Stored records

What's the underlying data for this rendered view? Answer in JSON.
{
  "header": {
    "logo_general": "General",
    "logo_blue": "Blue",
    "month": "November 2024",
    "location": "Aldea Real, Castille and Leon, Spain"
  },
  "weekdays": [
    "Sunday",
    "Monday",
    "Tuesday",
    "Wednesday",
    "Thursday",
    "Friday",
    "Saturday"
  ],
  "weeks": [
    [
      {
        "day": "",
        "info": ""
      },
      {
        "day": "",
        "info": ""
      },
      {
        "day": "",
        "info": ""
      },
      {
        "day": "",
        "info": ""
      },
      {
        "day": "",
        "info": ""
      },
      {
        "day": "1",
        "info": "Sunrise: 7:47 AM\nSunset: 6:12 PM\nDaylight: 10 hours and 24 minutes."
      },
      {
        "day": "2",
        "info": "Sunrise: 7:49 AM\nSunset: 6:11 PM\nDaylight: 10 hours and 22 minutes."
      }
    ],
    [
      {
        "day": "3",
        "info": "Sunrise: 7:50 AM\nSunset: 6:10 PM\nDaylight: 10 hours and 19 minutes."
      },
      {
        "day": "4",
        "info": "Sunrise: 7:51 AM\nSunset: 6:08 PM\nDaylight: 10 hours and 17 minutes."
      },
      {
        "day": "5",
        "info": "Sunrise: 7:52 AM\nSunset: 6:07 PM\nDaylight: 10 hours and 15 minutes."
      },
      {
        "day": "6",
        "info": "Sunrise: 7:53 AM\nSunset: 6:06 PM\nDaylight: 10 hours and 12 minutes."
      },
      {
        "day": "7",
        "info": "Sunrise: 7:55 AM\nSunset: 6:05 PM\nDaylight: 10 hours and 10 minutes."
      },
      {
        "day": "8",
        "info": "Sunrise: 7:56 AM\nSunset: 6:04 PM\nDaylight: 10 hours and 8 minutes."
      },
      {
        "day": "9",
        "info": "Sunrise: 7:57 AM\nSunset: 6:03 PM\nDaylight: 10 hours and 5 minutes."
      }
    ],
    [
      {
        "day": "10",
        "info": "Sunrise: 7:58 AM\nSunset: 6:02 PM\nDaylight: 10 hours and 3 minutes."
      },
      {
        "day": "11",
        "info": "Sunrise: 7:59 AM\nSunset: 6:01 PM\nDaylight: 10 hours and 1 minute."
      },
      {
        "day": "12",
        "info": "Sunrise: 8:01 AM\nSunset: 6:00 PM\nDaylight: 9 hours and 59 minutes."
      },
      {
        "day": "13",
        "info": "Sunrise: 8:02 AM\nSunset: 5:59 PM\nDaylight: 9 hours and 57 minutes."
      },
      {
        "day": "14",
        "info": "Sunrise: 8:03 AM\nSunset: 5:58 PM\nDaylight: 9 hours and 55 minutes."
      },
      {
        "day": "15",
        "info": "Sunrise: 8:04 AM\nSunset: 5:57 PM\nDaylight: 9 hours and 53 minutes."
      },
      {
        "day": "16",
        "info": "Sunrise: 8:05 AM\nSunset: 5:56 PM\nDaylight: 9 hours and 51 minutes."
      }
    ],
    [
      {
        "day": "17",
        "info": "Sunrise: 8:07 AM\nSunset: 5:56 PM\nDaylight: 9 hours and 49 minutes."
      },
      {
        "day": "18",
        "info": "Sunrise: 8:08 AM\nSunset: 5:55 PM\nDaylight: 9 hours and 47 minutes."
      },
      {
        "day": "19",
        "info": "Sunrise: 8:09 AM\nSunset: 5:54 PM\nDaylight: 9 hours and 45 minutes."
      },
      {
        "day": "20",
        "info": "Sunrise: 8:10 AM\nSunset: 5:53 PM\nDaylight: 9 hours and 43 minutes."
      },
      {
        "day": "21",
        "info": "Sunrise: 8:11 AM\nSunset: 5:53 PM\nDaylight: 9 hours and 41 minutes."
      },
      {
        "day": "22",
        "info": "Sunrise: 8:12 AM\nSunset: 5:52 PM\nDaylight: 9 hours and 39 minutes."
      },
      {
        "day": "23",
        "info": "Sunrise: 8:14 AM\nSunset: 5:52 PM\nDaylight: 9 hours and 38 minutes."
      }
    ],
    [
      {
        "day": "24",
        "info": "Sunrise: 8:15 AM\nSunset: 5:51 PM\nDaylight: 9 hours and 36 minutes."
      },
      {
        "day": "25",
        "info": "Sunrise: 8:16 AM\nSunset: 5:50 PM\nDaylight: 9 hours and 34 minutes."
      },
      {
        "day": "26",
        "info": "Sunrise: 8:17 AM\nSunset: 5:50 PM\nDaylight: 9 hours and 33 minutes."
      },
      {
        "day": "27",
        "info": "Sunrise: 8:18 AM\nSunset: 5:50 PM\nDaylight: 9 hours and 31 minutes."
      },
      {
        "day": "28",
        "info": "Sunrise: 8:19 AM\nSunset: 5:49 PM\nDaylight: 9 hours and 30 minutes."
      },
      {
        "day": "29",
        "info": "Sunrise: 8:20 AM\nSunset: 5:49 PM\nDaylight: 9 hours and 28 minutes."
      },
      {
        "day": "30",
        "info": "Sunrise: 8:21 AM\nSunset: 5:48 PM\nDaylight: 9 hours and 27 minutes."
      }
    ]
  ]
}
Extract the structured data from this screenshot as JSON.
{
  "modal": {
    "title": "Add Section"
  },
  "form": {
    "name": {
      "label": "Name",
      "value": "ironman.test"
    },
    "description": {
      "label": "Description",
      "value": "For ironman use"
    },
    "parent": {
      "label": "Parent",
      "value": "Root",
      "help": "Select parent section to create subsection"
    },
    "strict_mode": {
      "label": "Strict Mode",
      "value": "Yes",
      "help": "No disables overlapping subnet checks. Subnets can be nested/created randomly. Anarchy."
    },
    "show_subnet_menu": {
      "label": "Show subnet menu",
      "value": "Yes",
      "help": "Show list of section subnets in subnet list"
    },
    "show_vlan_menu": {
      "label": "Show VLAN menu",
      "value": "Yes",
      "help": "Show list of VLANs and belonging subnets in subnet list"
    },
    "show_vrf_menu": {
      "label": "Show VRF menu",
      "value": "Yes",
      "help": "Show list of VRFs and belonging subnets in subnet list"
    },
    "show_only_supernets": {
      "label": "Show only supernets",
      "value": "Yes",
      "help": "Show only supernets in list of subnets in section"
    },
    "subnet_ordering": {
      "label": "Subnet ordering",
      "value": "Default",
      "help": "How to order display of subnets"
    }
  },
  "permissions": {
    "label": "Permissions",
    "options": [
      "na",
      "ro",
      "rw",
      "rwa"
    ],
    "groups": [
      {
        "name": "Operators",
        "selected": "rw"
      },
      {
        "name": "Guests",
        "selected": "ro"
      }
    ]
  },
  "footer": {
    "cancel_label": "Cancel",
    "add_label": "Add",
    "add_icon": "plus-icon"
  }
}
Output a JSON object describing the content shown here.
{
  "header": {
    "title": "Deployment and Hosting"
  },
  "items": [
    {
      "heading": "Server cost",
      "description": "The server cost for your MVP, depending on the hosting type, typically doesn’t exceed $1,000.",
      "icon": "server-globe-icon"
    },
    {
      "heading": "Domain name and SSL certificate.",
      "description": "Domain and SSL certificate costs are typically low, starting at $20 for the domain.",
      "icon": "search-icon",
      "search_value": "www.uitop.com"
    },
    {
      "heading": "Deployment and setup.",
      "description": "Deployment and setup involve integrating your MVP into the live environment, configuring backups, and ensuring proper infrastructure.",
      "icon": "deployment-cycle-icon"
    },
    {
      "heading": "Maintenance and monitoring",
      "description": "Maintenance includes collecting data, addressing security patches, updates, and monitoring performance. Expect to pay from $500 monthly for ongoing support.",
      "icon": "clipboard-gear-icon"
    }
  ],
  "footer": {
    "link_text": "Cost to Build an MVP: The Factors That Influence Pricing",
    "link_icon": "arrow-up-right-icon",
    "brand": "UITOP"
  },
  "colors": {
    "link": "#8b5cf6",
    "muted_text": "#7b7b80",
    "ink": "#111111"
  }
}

* INSTRUCTION: Extract, from the listing above, every line where the string "this" occurs.

* ANSWER TO THE EXERCISE:
What's the underlying data for this rendered view? Answer in JSON.
Extract the structured data from this screenshot as JSON.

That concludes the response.